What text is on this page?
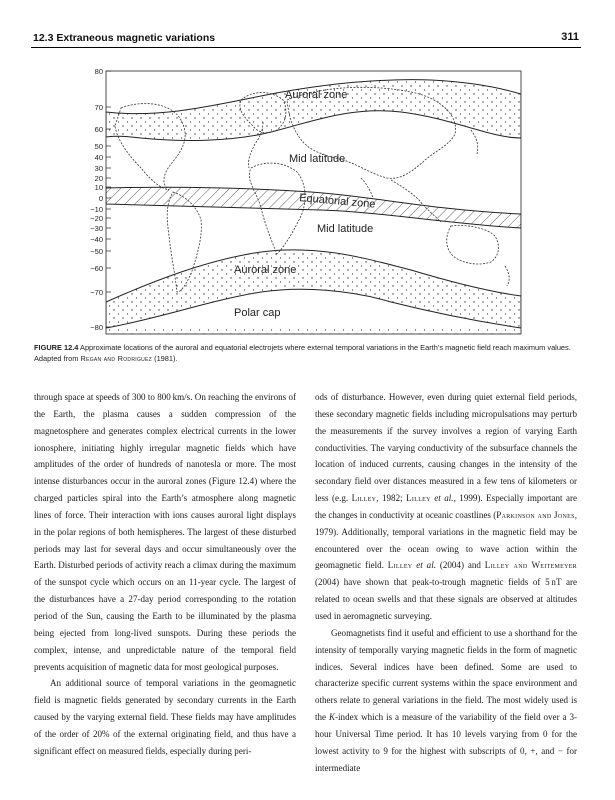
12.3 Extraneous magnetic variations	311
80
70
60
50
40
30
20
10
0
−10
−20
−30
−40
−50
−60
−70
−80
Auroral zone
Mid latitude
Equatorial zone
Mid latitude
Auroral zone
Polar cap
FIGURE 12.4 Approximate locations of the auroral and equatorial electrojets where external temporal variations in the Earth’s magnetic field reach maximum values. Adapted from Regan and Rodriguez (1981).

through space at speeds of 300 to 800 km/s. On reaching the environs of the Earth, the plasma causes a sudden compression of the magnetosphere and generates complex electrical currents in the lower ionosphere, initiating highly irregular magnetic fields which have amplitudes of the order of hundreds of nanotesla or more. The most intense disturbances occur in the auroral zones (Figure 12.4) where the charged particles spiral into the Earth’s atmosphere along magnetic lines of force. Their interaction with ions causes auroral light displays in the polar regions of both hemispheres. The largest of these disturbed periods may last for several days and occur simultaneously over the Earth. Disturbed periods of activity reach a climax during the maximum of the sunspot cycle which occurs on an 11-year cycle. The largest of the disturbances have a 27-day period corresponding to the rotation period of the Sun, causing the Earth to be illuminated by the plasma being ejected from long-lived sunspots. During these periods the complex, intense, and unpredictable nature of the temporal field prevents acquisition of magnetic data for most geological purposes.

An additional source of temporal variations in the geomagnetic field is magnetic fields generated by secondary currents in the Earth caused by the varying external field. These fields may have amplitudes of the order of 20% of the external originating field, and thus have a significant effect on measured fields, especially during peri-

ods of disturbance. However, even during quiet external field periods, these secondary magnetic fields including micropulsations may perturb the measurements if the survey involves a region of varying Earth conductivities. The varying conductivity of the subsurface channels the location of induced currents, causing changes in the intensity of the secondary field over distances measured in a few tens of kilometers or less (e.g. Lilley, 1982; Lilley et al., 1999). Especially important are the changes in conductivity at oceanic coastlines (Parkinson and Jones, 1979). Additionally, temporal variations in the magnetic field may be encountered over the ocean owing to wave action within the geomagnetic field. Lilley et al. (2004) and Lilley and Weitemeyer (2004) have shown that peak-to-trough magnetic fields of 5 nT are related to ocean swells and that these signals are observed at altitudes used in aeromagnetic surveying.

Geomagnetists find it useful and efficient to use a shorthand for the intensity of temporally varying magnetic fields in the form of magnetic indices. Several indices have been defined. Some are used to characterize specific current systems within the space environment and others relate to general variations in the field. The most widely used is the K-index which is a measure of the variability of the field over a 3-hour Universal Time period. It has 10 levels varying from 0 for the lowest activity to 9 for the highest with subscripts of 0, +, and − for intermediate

□ □ □ □

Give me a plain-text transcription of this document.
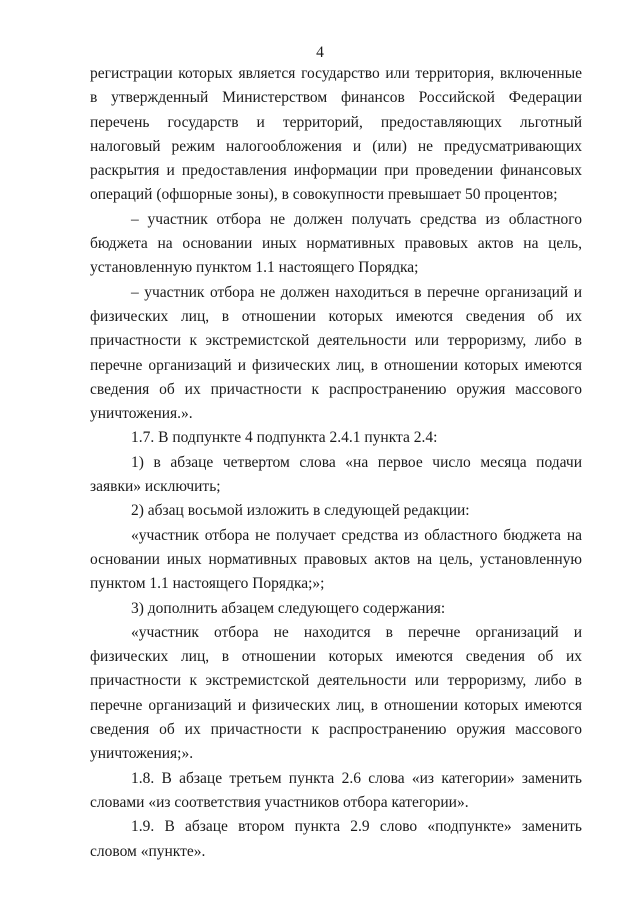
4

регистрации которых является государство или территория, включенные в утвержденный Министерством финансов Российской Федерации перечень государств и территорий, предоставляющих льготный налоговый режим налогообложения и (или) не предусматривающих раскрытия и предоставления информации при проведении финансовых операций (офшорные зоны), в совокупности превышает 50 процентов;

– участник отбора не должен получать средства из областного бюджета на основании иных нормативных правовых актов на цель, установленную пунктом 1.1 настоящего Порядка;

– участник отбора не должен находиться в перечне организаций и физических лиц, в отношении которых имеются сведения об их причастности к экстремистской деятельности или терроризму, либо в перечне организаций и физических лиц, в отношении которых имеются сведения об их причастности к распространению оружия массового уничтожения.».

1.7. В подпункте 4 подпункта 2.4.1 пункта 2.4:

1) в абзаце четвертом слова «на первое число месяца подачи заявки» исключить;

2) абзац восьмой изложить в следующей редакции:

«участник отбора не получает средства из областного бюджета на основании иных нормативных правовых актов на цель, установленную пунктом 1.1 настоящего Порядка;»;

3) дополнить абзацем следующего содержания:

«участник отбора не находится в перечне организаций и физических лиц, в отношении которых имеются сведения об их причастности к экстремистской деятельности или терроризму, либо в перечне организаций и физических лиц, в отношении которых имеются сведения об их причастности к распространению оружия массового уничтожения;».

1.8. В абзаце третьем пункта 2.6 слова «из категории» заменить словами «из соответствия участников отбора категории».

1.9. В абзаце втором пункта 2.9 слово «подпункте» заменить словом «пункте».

□ □ □ □

▶ The exercise: In the entries above, locate every line with the word "подпункте" and copy it.

▶ Solution to this problem:
1.7. В подпункте 4 подпункта 2.4.1 пункта 2.4:
1.9. В абзаце втором пункта 2.9 слово «подпункте» заменить словом «пункте».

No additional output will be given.